**Exercise directions**
Extract each line of the data below exactly as written.

**Rows**
■ ■ ■ ■
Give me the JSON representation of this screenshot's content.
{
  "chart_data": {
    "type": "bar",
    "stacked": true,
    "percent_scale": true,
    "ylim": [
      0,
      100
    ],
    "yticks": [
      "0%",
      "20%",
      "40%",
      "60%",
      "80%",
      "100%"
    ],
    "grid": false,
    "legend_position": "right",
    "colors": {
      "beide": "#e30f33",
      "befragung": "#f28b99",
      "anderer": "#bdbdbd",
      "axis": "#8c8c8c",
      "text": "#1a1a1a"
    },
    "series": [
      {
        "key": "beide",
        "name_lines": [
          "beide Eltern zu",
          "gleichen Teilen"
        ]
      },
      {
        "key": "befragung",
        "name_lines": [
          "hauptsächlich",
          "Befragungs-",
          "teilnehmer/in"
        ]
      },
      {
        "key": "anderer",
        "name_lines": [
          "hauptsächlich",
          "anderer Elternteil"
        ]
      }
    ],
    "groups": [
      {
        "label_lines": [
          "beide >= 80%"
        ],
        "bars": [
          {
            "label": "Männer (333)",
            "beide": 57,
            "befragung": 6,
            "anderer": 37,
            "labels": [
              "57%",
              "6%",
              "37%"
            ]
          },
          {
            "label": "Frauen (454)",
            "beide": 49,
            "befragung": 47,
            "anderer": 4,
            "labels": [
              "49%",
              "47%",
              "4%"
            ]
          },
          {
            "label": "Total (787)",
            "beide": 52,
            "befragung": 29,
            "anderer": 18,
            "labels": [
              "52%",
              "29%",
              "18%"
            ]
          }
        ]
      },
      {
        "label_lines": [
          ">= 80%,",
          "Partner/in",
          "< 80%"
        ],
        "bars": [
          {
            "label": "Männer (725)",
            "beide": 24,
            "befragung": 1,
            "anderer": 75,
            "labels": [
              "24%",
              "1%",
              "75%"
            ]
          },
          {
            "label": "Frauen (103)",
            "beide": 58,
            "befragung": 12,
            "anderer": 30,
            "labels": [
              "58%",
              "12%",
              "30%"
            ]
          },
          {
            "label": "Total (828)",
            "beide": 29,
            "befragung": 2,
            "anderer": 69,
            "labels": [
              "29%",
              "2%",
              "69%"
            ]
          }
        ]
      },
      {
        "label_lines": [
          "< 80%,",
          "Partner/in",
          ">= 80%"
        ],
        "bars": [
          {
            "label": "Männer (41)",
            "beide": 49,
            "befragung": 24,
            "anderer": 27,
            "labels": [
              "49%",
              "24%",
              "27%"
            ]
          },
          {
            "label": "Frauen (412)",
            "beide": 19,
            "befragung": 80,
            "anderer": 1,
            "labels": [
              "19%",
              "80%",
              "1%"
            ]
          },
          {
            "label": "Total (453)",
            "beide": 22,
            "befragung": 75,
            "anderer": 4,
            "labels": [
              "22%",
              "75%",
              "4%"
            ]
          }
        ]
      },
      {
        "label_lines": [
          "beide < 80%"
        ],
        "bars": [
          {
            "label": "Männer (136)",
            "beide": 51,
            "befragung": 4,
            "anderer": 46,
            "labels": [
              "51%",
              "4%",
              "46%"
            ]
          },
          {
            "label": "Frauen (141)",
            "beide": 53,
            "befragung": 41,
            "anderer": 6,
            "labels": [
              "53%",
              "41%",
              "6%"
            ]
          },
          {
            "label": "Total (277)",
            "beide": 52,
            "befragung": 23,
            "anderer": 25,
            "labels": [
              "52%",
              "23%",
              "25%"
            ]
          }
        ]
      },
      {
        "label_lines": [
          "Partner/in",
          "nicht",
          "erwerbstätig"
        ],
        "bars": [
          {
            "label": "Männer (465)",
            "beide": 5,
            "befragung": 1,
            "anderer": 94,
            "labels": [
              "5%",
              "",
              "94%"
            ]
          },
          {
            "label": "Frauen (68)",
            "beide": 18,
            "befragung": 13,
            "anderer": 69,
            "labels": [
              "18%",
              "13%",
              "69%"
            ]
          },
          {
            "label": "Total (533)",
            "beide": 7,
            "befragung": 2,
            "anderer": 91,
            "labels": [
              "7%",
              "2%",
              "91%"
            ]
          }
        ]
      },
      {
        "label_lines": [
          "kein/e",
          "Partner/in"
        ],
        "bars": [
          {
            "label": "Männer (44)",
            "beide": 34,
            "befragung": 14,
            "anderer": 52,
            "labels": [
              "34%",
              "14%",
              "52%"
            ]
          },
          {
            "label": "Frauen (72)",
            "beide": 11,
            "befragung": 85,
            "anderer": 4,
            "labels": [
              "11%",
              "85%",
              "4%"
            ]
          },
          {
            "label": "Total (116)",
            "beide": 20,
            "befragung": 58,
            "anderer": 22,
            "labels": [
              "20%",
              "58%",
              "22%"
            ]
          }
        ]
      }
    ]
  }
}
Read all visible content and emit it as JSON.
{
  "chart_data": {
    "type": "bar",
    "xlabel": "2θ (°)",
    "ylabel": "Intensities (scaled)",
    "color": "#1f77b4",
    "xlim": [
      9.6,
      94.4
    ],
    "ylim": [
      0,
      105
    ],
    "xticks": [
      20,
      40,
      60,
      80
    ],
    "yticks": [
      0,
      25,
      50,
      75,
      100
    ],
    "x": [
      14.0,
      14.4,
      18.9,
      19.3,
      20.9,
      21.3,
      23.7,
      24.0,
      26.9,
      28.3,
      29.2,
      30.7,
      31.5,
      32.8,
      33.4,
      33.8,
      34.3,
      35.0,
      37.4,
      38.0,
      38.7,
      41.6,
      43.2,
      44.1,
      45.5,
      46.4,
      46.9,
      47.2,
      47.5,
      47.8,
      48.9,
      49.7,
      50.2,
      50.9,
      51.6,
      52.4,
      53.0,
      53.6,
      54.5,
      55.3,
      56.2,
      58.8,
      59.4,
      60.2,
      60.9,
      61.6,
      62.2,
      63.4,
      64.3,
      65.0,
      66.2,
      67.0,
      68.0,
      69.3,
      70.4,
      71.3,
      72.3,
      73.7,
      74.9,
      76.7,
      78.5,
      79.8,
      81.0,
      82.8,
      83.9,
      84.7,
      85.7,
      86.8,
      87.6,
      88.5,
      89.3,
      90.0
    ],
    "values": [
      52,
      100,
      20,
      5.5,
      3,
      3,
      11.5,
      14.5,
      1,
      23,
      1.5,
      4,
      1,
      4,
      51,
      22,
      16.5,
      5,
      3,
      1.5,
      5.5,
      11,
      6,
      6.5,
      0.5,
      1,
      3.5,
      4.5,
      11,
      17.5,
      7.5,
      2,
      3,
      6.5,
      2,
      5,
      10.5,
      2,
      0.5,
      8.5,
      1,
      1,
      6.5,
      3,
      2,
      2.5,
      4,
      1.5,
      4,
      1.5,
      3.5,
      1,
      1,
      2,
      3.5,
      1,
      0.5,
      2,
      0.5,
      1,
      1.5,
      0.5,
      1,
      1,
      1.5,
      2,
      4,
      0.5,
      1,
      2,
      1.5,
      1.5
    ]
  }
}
■ ■ ■ ■
**Solved exercise**
Give me the JSON representation of this screenshot's content.
{
  "chart_data": {
    "type": "bar",
    "stacked": true,
    "percent_scale": true,
    "ylim": [
      0,
      100
    ],
    "yticks": [
      "0%",
      "20%",
      "40%",
      "60%",
      "80%",
      "100%"
    ],
    "grid": false,
    "legend_position": "right",
    "colors": {
      "beide": "#e30f33",
      "befragung": "#f28b99",
      "anderer": "#bdbdbd",
      "axis": "#8c8c8c",
      "text": "#1a1a1a"
    },
    "series": [
      {
        "key": "beide",
        "name_lines": [
          "beide Eltern zu",
          "gleichen Teilen"
        ]
      },
      {
        "key": "befragung",
        "name_lines": [
          "hauptsächlich",
          "Befragungs-",
          "teilnehmer/in"
        ]
      },
      {
        "key": "anderer",
        "name_lines": [
          "hauptsächlich",
          "anderer Elternteil"
        ]
      }
    ],
    "groups": [
      {
        "label_lines": [
          "beide >= 80%"
        ],
        "bars": [
          {
            "label": "Männer (333)",
            "beide": 57,
            "befragung": 6,
            "anderer": 37,
            "labels": [
              "57%",
              "6%",
              "37%"
            ]
          },
          {
            "label": "Frauen (454)",
            "beide": 49,
            "befragung": 47,
            "anderer": 4,
            "labels": [
              "49%",
              "47%",
              "4%"
            ]
          },
          {
            "label": "Total (787)",
            "beide": 52,
            "befragung": 29,
            "anderer": 18,
            "labels": [
              "52%",
              "29%",
              "18%"
            ]
          }
        ]
      },
      {
        "label_lines": [
          ">= 80%,",
          "Partner/in",
          "< 80%"
        ],
        "bars": [
          {
            "label": "Männer (725)",
            "beide": 24,
            "befragung": 1,
            "anderer": 75,
            "labels": [
              "24%",
              "1%",
              "75%"
            ]
          },
          {
            "label": "Frauen (103)",
            "beide": 58,
            "befragung": 12,
            "anderer": 30,
            "labels": [
              "58%",
              "12%",
              "30%"
            ]
          },
          {
            "label": "Total (828)",
            "beide": 29,
            "befragung": 2,
            "anderer": 69,
            "labels": [
              "29%",
              "2%",
              "69%"
            ]
          }
        ]
      },
      {
        "label_lines": [
          "< 80%,",
          "Partner/in",
          ">= 80%"
        ],
        "bars": [
          {
            "label": "Männer (41)",
            "beide": 49,
            "befragung": 24,
            "anderer": 27,
            "labels": [
              "49%",
              "24%",
              "27%"
            ]
          },
          {
            "label": "Frauen (412)",
            "beide": 19,
            "befragung": 80,
            "anderer": 1,
            "labels": [
              "19%",
              "80%",
              "1%"
            ]
          },
          {
            "label": "Total (453)",
            "beide": 22,
            "befragung": 75,
            "anderer": 4,
            "labels": [
              "22%",
              "75%",
              "4%"
            ]
          }
        ]
      },
      {
        "label_lines": [
          "beide < 80%"
        ],
        "bars": [
          {
            "label": "Männer (136)",
            "beide": 51,
            "befragung": 4,
            "anderer": 46,
            "labels": [
              "51%",
              "4%",
              "46%"
            ]
          },
          {
            "label": "Frauen (141)",
            "beide": 53,
            "befragung": 41,
            "anderer": 6,
            "labels": [
              "53%",
              "41%",
              "6%"
            ]
          },
          {
            "label": "Total (277)",
            "beide": 52,
            "befragung": 23,
            "anderer": 25,
            "labels": [
              "52%",
              "23%",
              "25%"
            ]
          }
        ]
      },
      {
        "label_lines": [
          "Partner/in",
          "nicht",
          "erwerbstätig"
        ],
        "bars": [
          {
            "label": "Männer (465)",
            "beide": 5,
            "befragung": 1,
            "anderer": 94,
            "labels": [
              "5%",
              "",
              "94%"
            ]
          },
          {
            "label": "Frauen (68)",
            "beide": 18,
            "befragung": 13,
            "anderer": 69,
            "labels": [
              "18%",
              "13%",
              "69%"
            ]
          },
          {
            "label": "Total (533)",
            "beide": 7,
            "befragung": 2,
            "anderer": 91,
            "labels": [
              "7%",
              "2%",
              "91%"
            ]
          }
        ]
      },
      {
        "label_lines": [
          "kein/e",
          "Partner/in"
        ],
        "bars": [
          {
            "label": "Männer (44)",
            "beide": 34,
            "befragung": 14,
            "anderer": 52,
            "labels": [
              "34%",
              "14%",
              "52%"
            ]
          },
          {
            "label": "Frauen (72)",
            "beide": 11,
            "befragung": 85,
            "anderer": 4,
            "labels": [
              "11%",
              "85%",
              "4%"
            ]
          },
          {
            "label": "Total (116)",
            "beide": 20,
            "befragung": 58,
            "anderer": 22,
            "labels": [
              "20%",
              "58%",
              "22%"
            ]
          }
        ]
      }
    ]
  }
}
Read all visible content and emit it as JSON.
{
  "chart_data": {
    "type": "bar",
    "xlabel": "2θ (°)",
    "ylabel": "Intensities (scaled)",
    "color": "#1f77b4",
    "xlim": [
      9.6,
      94.4
    ],
    "ylim": [
      0,
      105
    ],
    "xticks": [
      20,
      40,
      60,
      80
    ],
    "yticks": [
      0,
      25,
      50,
      75,
      100
    ],
    "x": [
      14.0,
      14.4,
      18.9,
      19.3,
      20.9,
      21.3,
      23.7,
      24.0,
      26.9,
      28.3,
      29.2,
      30.7,
      31.5,
      32.8,
      33.4,
      33.8,
      34.3,
      35.0,
      37.4,
      38.0,
      38.7,
      41.6,
      43.2,
      44.1,
      45.5,
      46.4,
      46.9,
      47.2,
      47.5,
      47.8,
      48.9,
      49.7,
      50.2,
      50.9,
      51.6,
      52.4,
      53.0,
      53.6,
      54.5,
      55.3,
      56.2,
      58.8,
      59.4,
      60.2,
      60.9,
      61.6,
      62.2,
      63.4,
      64.3,
      65.0,
      66.2,
      67.0,
      68.0,
      69.3,
      70.4,
      71.3,
      72.3,
      73.7,
      74.9,
      76.7,
      78.5,
      79.8,
      81.0,
      82.8,
      83.9,
      84.7,
      85.7,
      86.8,
      87.6,
      88.5,
      89.3,
      90.0
    ],
    "values": [
      52,
      100,
      20,
      5.5,
      3,
      3,
      11.5,
      14.5,
      1,
      23,
      1.5,
      4,
      1,
      4,
      51,
      22,
      16.5,
      5,
      3,
      1.5,
      5.5,
      11,
      6,
      6.5,
      0.5,
      1,
      3.5,
      4.5,
      11,
      17.5,
      7.5,
      2,
      3,
      6.5,
      2,
      5,
      10.5,
      2,
      0.5,
      8.5,
      1,
      1,
      6.5,
      3,
      2,
      2.5,
      4,
      1.5,
      4,
      1.5,
      3.5,
      1,
      1,
      2,
      3.5,
      1,
      0.5,
      2,
      0.5,
      1,
      1.5,
      0.5,
      1,
      1,
      1.5,
      2,
      4,
      0.5,
      1,
      2,
      1.5,
      1.5
    ]
  }
}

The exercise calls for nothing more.